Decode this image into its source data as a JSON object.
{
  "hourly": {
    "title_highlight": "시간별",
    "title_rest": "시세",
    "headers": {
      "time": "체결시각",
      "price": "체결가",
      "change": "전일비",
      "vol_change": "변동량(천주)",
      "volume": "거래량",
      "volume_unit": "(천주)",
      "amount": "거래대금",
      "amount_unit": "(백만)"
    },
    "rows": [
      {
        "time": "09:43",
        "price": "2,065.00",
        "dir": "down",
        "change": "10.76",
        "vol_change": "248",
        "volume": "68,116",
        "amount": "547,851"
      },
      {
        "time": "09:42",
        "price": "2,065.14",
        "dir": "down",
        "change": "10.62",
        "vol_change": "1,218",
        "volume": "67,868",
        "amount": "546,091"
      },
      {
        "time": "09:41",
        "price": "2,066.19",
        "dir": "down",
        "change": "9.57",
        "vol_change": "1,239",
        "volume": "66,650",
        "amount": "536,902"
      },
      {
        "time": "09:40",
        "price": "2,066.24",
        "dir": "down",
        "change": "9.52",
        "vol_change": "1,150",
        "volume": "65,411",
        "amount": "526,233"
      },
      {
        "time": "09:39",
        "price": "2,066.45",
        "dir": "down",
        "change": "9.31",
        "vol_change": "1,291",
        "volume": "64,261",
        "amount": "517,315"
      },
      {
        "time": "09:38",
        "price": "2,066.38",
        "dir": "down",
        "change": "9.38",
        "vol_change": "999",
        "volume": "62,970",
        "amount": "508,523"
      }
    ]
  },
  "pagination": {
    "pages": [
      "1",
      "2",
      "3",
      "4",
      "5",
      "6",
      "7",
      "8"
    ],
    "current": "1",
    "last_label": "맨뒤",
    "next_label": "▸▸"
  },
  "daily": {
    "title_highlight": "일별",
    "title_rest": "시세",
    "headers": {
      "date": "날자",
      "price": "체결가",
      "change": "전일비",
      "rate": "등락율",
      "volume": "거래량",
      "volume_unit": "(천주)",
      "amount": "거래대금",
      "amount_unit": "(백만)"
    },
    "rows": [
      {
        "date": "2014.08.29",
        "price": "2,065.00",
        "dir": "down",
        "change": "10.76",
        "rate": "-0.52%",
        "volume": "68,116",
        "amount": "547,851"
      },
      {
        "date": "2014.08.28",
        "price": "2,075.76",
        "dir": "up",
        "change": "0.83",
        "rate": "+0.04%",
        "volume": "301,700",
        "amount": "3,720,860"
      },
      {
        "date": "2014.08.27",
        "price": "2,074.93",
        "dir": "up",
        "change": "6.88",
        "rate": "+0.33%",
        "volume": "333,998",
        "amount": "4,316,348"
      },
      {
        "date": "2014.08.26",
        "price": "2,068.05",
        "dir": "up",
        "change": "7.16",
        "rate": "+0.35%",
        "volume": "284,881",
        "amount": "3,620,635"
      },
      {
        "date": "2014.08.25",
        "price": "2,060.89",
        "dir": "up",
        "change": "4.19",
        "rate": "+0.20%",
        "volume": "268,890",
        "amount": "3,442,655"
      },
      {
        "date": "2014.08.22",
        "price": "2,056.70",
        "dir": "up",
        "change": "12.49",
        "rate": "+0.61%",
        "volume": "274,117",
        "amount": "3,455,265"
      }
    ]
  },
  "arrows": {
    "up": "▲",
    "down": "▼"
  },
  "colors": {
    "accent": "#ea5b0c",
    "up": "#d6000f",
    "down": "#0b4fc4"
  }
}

────────────────────

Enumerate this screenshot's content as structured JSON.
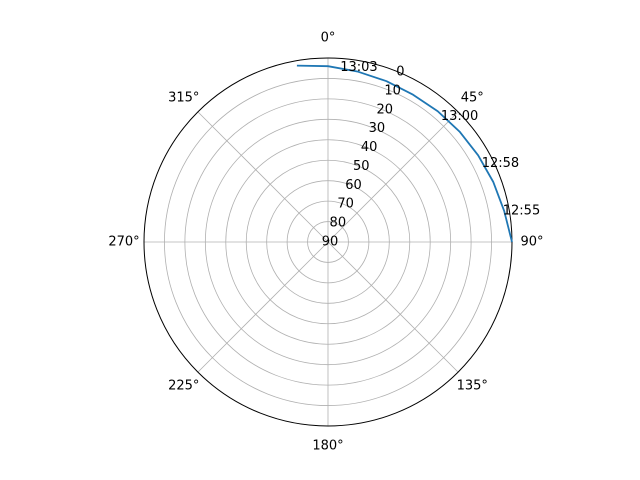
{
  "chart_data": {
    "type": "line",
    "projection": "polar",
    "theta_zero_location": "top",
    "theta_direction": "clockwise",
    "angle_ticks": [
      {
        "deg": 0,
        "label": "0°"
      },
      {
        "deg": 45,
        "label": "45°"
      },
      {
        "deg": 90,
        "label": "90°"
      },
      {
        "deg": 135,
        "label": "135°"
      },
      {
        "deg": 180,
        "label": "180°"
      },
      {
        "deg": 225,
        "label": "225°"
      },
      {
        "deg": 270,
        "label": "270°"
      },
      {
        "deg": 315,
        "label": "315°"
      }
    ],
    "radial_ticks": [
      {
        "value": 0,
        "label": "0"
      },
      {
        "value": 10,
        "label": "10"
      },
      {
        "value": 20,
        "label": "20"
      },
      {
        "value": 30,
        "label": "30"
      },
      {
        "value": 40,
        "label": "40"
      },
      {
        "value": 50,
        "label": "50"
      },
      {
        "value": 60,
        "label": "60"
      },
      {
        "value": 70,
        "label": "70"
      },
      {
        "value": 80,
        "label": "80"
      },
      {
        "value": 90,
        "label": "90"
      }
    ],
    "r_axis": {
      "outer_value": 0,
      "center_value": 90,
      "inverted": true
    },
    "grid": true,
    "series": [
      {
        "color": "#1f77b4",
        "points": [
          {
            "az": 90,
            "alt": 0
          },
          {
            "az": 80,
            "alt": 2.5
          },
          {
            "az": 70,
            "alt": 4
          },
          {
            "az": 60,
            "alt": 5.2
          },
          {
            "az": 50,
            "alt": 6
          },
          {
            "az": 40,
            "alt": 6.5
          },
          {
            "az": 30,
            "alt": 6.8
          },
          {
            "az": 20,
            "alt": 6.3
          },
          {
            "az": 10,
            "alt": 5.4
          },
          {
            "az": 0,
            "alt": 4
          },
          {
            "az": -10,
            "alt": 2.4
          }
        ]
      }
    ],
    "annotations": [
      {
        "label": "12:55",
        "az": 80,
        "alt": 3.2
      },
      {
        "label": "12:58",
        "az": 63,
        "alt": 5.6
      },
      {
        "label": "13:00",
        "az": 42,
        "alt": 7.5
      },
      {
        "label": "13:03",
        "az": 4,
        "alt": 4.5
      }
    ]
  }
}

────────────────────

### [WRITTEN INSTRUCTION]
Copy each line of the listing that includes "JSON".

### [WORKED ANSWER]
Decode this image into its source data as a JSON object.
Enumerate this screenshot's content as structured JSON.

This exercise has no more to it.